> **Task details**
Quote the records in full and leave their pictures out.

> **Data supplied**
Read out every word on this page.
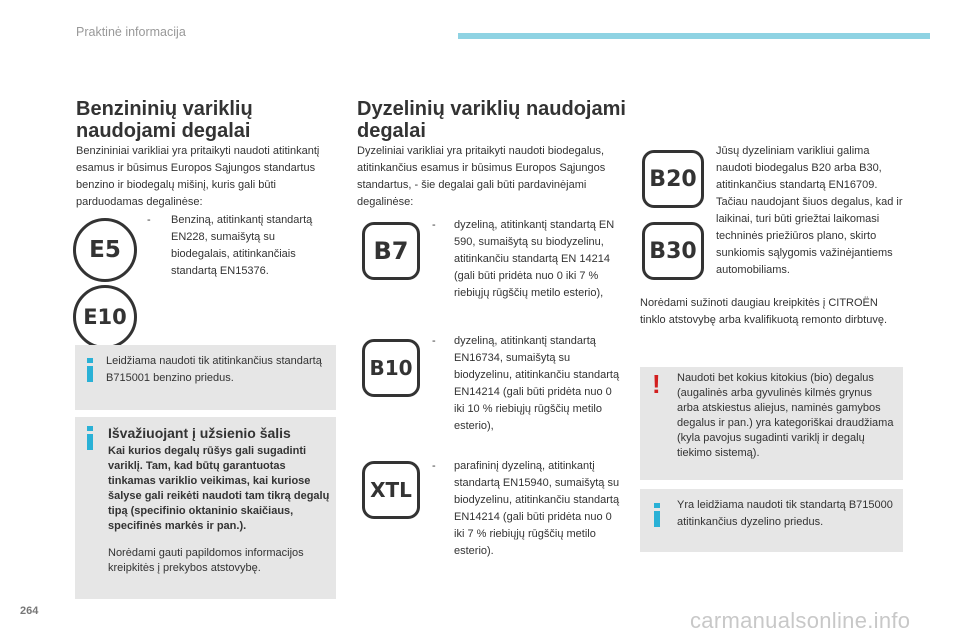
Praktinė informacija
Benzininių variklių
naudojami degalai
Benzininiai varikliai yra pritaikyti naudoti atitinkantį esamus ir būsimus Europos Sąjungos standartus benzino ir biodegalų mišinį, kuris gali būti parduodamas degalinėse:
E5
E10
- Benziną, atitinkantį standartą EN228, sumaišytą su biodegalais, atitinkančiais standartą EN15376.
Leidžiama naudoti tik atitinkančius standartą B715001 benzino priedus.
Išvažiuojant į užsienio šalis
Kai kurios degalų rūšys gali sugadinti variklį. Tam, kad būtų garantuotas tinkamas variklio veikimas, kai kuriose šalyse gali reikėti naudoti tam tikrą degalų tipą (specifinio oktaninio skaičiaus, specifinės markės ir pan.).
Norėdami gauti papildomos informacijos kreipkitės į prekybos atstovybę.
Dyzelinių variklių naudojami
degalai
Dyzeliniai varikliai yra pritaikyti naudoti biodegalus, atitinkančius esamus ir būsimus Europos Sąjungos standartus, - šie degalai gali būti pardavinėjami degalinėse:
B7
- dyzeliną, atitinkantį standartą EN 590, sumaišytą su biodyzelinu, atitinkančiu standartą EN 14214 (gali būti pridėta nuo 0 iki 7 % riebiųjų rūgščių metilo esterio),
B10
- dyzeliną, atitinkantį standartą EN16734, sumaišytą su biodyzelinu, atitinkančiu standartą EN14214 (gali būti pridėta nuo 0 iki 10 % riebiųjų rūgščių metilo esterio),
XTL
- parafininį dyzeliną, atitinkantį standartą EN15940, sumaišytą su biodyzelinu, atitinkančiu standartą EN14214 (gali būti pridėta nuo 0 iki 7 % riebiųjų rūgščių metilo esterio).
B20
B30
Jūsų dyzeliniam varikliui galima naudoti biodegalus B20 arba B30, atitinkančius standartą EN16709. Tačiau naudojant šiuos degalus, kad ir laikinai, turi būti griežtai laikomasi techninės priežiūros plano, skirto sunkiomis sąlygomis važinėjantiems automobiliams.
Norėdami sužinoti daugiau kreipkitės į CITROËN tinklo atstovybę arba kvalifikuotą remonto dirbtuvę.
! Naudoti bet kokius kitokius (bio) degalus (augalinės arba gyvulinės kilmės grynus arba atskiestus aliejus, naminės gamybos degalus ir pan.) yra kategoriškai draudžiama (kyla pavojus sugadinti variklį ir degalų tiekimo sistemą).
Yra leidžiama naudoti tik standartą B715000 atitinkančius dyzelino priedus.
264	carmanualsonline.info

> **Full response**
Read out every word on this page.
Praktinė informacija
Benzininių variklių
naudojami degalai
Benzininiai varikliai yra pritaikyti naudoti atitinkantį esamus ir būsimus Europos Sąjungos standartus benzino ir biodegalų mišinį, kuris gali būti parduodamas degalinėse:
E5
E10
- Benziną, atitinkantį standartą EN228, sumaišytą su biodegalais, atitinkančiais standartą EN15376.
Leidžiama naudoti tik atitinkančius standartą B715001 benzino priedus.
Išvažiuojant į užsienio šalis
Kai kurios degalų rūšys gali sugadinti variklį. Tam, kad būtų garantuotas tinkamas variklio veikimas, kai kuriose šalyse gali reikėti naudoti tam tikrą degalų tipą (specifinio oktaninio skaičiaus, specifinės markės ir pan.).
Norėdami gauti papildomos informacijos kreipkitės į prekybos atstovybę.
Dyzelinių variklių naudojami
degalai
Dyzeliniai varikliai yra pritaikyti naudoti biodegalus, atitinkančius esamus ir būsimus Europos Sąjungos standartus, - šie degalai gali būti pardavinėjami degalinėse:
B7
- dyzeliną, atitinkantį standartą EN 590, sumaišytą su biodyzelinu, atitinkančiu standartą EN 14214 (gali būti pridėta nuo 0 iki 7 % riebiųjų rūgščių metilo esterio),
B10
- dyzeliną, atitinkantį standartą EN16734, sumaišytą su biodyzelinu, atitinkančiu standartą EN14214 (gali būti pridėta nuo 0 iki 10 % riebiųjų rūgščių metilo esterio),
XTL
- parafininį dyzeliną, atitinkantį standartą EN15940, sumaišytą su biodyzelinu, atitinkančiu standartą EN14214 (gali būti pridėta nuo 0 iki 7 % riebiųjų rūgščių metilo esterio).
B20
B30
Jūsų dyzeliniam varikliui galima naudoti biodegalus B20 arba B30, atitinkančius standartą EN16709. Tačiau naudojant šiuos degalus, kad ir laikinai, turi būti griežtai laikomasi techninės priežiūros plano, skirto sunkiomis sąlygomis važinėjantiems automobiliams.
Norėdami sužinoti daugiau kreipkitės į CITROËN tinklo atstovybę arba kvalifikuotą remonto dirbtuvę.
! Naudoti bet kokius kitokius (bio) degalus (augalinės arba gyvulinės kilmės grynus arba atskiestus aliejus, naminės gamybos degalus ir pan.) yra kategoriškai draudžiama (kyla pavojus sugadinti variklį ir degalų tiekimo sistemą).
Yra leidžiama naudoti tik standartą B715000 atitinkančius dyzelino priedus.
264	carmanualsonline.info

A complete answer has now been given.